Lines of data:

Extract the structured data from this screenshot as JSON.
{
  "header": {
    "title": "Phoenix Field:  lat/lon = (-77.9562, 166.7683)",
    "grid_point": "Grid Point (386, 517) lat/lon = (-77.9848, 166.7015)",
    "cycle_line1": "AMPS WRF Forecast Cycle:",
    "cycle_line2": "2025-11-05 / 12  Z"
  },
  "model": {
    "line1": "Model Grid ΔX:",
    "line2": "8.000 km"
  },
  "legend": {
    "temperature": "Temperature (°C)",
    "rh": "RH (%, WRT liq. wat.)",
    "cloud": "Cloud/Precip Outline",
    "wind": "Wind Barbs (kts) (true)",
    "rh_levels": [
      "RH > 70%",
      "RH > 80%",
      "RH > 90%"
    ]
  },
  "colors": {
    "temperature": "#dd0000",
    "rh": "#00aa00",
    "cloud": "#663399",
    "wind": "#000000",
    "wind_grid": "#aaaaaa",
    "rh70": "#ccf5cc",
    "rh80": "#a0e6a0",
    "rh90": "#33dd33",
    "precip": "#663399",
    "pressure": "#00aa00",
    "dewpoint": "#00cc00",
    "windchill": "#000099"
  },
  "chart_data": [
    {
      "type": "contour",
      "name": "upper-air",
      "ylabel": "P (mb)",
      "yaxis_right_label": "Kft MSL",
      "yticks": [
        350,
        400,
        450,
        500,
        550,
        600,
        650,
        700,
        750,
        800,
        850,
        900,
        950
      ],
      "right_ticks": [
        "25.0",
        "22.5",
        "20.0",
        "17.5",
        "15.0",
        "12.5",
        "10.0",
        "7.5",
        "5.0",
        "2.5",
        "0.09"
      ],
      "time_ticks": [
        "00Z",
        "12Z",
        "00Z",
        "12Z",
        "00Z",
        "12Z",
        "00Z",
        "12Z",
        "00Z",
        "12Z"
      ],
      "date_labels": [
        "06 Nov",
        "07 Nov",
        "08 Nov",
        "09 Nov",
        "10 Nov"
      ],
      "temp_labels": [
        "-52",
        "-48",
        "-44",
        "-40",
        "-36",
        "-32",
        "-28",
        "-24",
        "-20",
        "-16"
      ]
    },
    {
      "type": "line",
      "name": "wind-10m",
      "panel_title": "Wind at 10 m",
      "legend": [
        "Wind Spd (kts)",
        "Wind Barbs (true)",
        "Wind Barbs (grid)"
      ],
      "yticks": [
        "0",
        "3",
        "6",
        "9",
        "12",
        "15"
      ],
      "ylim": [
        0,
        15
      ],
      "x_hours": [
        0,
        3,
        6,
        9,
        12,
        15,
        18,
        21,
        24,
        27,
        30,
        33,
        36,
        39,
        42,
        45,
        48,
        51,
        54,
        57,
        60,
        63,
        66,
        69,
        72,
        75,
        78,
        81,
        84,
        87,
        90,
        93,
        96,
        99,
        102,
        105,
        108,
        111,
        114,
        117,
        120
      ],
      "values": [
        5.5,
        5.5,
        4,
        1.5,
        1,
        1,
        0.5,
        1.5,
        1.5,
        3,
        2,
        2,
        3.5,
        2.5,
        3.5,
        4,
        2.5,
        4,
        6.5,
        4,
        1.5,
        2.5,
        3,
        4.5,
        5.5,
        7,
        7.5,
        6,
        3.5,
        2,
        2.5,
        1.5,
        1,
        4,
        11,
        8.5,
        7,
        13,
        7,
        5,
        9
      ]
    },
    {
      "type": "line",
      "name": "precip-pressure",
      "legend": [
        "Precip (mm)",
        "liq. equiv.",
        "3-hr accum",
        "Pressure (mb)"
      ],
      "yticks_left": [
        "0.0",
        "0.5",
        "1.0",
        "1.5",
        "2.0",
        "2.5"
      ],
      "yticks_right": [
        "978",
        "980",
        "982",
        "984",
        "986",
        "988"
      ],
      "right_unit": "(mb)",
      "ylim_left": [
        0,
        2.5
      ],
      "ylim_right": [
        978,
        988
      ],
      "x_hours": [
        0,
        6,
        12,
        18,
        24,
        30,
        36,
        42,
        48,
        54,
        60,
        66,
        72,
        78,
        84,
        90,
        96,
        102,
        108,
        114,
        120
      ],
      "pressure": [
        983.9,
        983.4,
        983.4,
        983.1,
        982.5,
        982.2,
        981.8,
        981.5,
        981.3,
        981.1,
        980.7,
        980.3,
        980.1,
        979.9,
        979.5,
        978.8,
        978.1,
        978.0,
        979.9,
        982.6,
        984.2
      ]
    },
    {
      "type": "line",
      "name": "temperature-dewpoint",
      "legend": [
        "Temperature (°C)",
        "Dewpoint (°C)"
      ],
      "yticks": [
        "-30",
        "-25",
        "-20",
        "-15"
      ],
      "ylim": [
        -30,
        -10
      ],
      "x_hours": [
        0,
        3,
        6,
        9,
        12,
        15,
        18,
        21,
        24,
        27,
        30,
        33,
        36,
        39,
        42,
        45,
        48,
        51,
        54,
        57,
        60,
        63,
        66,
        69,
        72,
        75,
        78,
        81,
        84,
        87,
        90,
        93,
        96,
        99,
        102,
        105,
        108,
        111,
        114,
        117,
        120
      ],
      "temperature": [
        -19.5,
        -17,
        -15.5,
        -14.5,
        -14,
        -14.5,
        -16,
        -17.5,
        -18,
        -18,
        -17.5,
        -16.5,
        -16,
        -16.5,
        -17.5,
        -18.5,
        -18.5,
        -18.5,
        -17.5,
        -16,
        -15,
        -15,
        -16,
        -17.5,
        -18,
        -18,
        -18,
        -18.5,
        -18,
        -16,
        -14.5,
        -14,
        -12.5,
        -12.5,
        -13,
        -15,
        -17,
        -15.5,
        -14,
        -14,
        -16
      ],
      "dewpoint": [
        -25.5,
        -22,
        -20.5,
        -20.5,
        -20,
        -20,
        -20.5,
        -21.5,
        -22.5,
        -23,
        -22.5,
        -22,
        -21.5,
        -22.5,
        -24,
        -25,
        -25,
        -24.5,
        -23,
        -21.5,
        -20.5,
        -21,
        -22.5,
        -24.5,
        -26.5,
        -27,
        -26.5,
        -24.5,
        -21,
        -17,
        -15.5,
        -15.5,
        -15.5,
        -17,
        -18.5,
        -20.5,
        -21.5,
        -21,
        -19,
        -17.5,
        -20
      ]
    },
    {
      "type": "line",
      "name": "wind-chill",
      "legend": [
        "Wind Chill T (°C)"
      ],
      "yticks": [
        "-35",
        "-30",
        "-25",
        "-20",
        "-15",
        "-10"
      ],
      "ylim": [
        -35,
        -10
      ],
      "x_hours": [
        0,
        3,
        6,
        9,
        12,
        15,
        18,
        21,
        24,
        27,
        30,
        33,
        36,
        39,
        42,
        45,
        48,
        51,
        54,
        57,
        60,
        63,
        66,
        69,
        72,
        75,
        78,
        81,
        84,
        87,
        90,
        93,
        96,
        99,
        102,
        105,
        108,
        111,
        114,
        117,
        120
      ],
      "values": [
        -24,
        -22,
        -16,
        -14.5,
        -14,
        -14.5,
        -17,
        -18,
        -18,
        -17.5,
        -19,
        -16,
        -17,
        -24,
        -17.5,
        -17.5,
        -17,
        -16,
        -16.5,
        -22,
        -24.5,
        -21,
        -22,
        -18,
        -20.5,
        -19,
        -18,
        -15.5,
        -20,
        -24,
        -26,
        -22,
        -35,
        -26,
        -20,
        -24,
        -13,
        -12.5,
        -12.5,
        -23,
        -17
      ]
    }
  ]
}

> [GOAL]:
Pick out each line containing the string "cloud" and copy it.

> [RESULT OF THE TASK]:
    "cloud": "Cloud/Precip Outline",
    "cloud": "#663399",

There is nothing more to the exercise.